(Data entries)

BEGIN

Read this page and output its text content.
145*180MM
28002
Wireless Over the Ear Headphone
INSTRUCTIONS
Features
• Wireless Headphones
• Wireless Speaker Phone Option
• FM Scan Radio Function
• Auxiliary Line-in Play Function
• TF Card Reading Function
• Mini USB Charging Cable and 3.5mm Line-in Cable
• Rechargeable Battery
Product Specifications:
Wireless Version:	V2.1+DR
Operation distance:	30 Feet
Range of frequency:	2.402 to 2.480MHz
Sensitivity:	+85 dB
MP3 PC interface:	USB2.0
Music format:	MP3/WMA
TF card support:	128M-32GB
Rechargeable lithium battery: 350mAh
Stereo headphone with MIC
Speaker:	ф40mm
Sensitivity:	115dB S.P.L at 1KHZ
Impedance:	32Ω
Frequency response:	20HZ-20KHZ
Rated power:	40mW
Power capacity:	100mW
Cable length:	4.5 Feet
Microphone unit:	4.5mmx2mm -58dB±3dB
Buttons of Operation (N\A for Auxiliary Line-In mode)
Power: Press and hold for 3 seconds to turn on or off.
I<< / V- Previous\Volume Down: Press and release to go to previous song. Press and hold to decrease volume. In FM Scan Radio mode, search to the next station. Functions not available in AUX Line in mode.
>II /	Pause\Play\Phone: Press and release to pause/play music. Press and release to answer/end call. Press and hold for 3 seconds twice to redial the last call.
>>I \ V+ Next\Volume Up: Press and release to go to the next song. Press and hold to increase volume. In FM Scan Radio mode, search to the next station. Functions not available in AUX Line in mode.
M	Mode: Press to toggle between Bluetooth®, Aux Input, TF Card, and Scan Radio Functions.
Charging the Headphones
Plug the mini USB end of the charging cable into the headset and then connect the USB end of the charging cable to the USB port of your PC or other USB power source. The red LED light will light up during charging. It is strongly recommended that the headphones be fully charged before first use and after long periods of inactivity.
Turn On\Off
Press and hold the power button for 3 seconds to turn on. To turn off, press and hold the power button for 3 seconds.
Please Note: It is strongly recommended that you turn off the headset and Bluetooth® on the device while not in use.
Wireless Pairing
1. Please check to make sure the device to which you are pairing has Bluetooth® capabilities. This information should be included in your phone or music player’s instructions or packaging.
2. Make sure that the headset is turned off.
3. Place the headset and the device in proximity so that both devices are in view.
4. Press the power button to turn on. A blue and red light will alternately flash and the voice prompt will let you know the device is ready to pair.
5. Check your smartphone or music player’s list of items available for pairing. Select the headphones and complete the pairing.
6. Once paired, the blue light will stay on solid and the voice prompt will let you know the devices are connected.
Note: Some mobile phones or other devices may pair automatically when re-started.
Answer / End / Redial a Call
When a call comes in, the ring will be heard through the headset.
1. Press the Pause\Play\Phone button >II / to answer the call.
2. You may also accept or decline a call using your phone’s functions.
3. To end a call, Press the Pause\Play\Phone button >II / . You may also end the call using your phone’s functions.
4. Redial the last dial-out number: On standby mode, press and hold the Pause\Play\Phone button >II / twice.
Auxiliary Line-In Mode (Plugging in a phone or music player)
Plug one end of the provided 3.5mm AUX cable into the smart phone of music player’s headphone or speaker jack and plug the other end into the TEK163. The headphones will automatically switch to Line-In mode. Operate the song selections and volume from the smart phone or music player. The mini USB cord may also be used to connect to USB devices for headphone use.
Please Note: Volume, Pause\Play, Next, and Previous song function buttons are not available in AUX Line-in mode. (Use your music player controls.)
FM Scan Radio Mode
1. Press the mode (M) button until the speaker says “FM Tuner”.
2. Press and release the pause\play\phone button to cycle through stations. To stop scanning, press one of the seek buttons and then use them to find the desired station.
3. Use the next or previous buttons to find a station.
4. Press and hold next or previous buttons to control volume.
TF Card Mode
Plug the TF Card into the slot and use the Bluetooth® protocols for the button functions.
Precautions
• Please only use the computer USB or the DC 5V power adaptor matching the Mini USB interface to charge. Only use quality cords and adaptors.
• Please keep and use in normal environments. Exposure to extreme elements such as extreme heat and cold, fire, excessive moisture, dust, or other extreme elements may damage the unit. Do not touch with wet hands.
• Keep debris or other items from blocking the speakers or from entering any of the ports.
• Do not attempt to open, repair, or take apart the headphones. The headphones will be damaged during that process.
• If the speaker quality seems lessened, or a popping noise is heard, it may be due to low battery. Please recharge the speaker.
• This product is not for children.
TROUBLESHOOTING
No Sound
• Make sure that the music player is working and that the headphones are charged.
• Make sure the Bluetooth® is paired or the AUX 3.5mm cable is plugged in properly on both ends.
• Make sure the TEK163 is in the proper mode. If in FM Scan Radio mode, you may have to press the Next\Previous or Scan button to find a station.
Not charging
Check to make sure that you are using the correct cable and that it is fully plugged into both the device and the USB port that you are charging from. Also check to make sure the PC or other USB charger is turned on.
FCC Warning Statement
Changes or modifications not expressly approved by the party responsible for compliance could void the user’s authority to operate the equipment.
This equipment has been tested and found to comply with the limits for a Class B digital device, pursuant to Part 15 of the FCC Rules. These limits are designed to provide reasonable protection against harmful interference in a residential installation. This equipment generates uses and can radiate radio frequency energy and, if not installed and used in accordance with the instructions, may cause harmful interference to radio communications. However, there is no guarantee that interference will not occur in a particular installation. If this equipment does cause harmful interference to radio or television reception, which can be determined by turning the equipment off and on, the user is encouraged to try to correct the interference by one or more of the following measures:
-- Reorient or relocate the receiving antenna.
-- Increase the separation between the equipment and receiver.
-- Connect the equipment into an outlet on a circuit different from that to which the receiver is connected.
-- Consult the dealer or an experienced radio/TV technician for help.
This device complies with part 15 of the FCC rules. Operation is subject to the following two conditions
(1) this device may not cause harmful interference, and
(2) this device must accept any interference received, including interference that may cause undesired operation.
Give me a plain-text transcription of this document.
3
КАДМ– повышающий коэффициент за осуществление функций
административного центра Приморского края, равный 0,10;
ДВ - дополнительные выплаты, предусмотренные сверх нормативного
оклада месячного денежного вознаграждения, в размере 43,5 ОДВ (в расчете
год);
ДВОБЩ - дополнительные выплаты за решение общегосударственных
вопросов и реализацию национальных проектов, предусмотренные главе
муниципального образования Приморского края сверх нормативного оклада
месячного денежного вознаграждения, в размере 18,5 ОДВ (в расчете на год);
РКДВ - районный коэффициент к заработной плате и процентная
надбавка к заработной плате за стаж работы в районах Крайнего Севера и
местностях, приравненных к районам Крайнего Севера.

END

What is needed. Show the data once more, exactly as it was written.

Written answer.
Read this page and output its text content.
145*180MM
28002
Wireless Over the Ear Headphone
INSTRUCTIONS
Features
• Wireless Headphones
• Wireless Speaker Phone Option
• FM Scan Radio Function
• Auxiliary Line-in Play Function
• TF Card Reading Function
• Mini USB Charging Cable and 3.5mm Line-in Cable
• Rechargeable Battery
Product Specifications:
Wireless Version:	V2.1+DR
Operation distance:	30 Feet
Range of frequency:	2.402 to 2.480MHz
Sensitivity:	+85 dB
MP3 PC interface:	USB2.0
Music format:	MP3/WMA
TF card support:	128M-32GB
Rechargeable lithium battery: 350mAh
Stereo headphone with MIC
Speaker:	ф40mm
Sensitivity:	115dB S.P.L at 1KHZ
Impedance:	32Ω
Frequency response:	20HZ-20KHZ
Rated power:	40mW
Power capacity:	100mW
Cable length:	4.5 Feet
Microphone unit:	4.5mmx2mm -58dB±3dB
Buttons of Operation (N\A for Auxiliary Line-In mode)
Power: Press and hold for 3 seconds to turn on or off.
I<< / V- Previous\Volume Down: Press and release to go to previous song. Press and hold to decrease volume. In FM Scan Radio mode, search to the next station. Functions not available in AUX Line in mode.
>II /	Pause\Play\Phone: Press and release to pause/play music. Press and release to answer/end call. Press and hold for 3 seconds twice to redial the last call.
>>I \ V+ Next\Volume Up: Press and release to go to the next song. Press and hold to increase volume. In FM Scan Radio mode, search to the next station. Functions not available in AUX Line in mode.
M	Mode: Press to toggle between Bluetooth®, Aux Input, TF Card, and Scan Radio Functions.
Charging the Headphones
Plug the mini USB end of the charging cable into the headset and then connect the USB end of the charging cable to the USB port of your PC or other USB power source. The red LED light will light up during charging. It is strongly recommended that the headphones be fully charged before first use and after long periods of inactivity.
Turn On\Off
Press and hold the power button for 3 seconds to turn on. To turn off, press and hold the power button for 3 seconds.
Please Note: It is strongly recommended that you turn off the headset and Bluetooth® on the device while not in use.
Wireless Pairing
1. Please check to make sure the device to which you are pairing has Bluetooth® capabilities. This information should be included in your phone or music player’s instructions or packaging.
2. Make sure that the headset is turned off.
3. Place the headset and the device in proximity so that both devices are in view.
4. Press the power button to turn on. A blue and red light will alternately flash and the voice prompt will let you know the device is ready to pair.
5. Check your smartphone or music player’s list of items available for pairing. Select the headphones and complete the pairing.
6. Once paired, the blue light will stay on solid and the voice prompt will let you know the devices are connected.
Note: Some mobile phones or other devices may pair automatically when re-started.
Answer / End / Redial a Call
When a call comes in, the ring will be heard through the headset.
1. Press the Pause\Play\Phone button >II / to answer the call.
2. You may also accept or decline a call using your phone’s functions.
3. To end a call, Press the Pause\Play\Phone button >II / . You may also end the call using your phone’s functions.
4. Redial the last dial-out number: On standby mode, press and hold the Pause\Play\Phone button >II / twice.
Auxiliary Line-In Mode (Plugging in a phone or music player)
Plug one end of the provided 3.5mm AUX cable into the smart phone of music player’s headphone or speaker jack and plug the other end into the TEK163. The headphones will automatically switch to Line-In mode. Operate the song selections and volume from the smart phone or music player. The mini USB cord may also be used to connect to USB devices for headphone use.
Please Note: Volume, Pause\Play, Next, and Previous song function buttons are not available in AUX Line-in mode. (Use your music player controls.)
FM Scan Radio Mode
1. Press the mode (M) button until the speaker says “FM Tuner”.
2. Press and release the pause\play\phone button to cycle through stations. To stop scanning, press one of the seek buttons and then use them to find the desired station.
3. Use the next or previous buttons to find a station.
4. Press and hold next or previous buttons to control volume.
TF Card Mode
Plug the TF Card into the slot and use the Bluetooth® protocols for the button functions.
Precautions
• Please only use the computer USB or the DC 5V power adaptor matching the Mini USB interface to charge. Only use quality cords and adaptors.
• Please keep and use in normal environments. Exposure to extreme elements such as extreme heat and cold, fire, excessive moisture, dust, or other extreme elements may damage the unit. Do not touch with wet hands.
• Keep debris or other items from blocking the speakers or from entering any of the ports.
• Do not attempt to open, repair, or take apart the headphones. The headphones will be damaged during that process.
• If the speaker quality seems lessened, or a popping noise is heard, it may be due to low battery. Please recharge the speaker.
• This product is not for children.
TROUBLESHOOTING
No Sound
• Make sure that the music player is working and that the headphones are charged.
• Make sure the Bluetooth® is paired or the AUX 3.5mm cable is plugged in properly on both ends.
• Make sure the TEK163 is in the proper mode. If in FM Scan Radio mode, you may have to press the Next\Previous or Scan button to find a station.
Not charging
Check to make sure that you are using the correct cable and that it is fully plugged into both the device and the USB port that you are charging from. Also check to make sure the PC or other USB charger is turned on.
FCC Warning Statement
Changes or modifications not expressly approved by the party responsible for compliance could void the user’s authority to operate the equipment.
This equipment has been tested and found to comply with the limits for a Class B digital device, pursuant to Part 15 of the FCC Rules. These limits are designed to provide reasonable protection against harmful interference in a residential installation. This equipment generates uses and can radiate radio frequency energy and, if not installed and used in accordance with the instructions, may cause harmful interference to radio communications. However, there is no guarantee that interference will not occur in a particular installation. If this equipment does cause harmful interference to radio or television reception, which can be determined by turning the equipment off and on, the user is encouraged to try to correct the interference by one or more of the following measures:
-- Reorient or relocate the receiving antenna.
-- Increase the separation between the equipment and receiver.
-- Connect the equipment into an outlet on a circuit different from that to which the receiver is connected.
-- Consult the dealer or an experienced radio/TV technician for help.
This device complies with part 15 of the FCC rules. Operation is subject to the following two conditions
(1) this device may not cause harmful interference, and
(2) this device must accept any interference received, including interference that may cause undesired operation.
Give me a plain-text transcription of this document.
3
КАДМ– повышающий коэффициент за осуществление функций
административного центра Приморского края, равный 0,10;
ДВ - дополнительные выплаты, предусмотренные сверх нормативного
оклада месячного денежного вознаграждения, в размере 43,5 ОДВ (в расчете
год);
ДВОБЩ - дополнительные выплаты за решение общегосударственных
вопросов и реализацию национальных проектов, предусмотренные главе
муниципального образования Приморского края сверх нормативного оклада
месячного денежного вознаграждения, в размере 18,5 ОДВ (в расчете на год);
РКДВ - районный коэффициент к заработной плате и процентная
надбавка к заработной плате за стаж работы в районах Крайнего Севера и
местностях, приравненных к районам Крайнего Севера.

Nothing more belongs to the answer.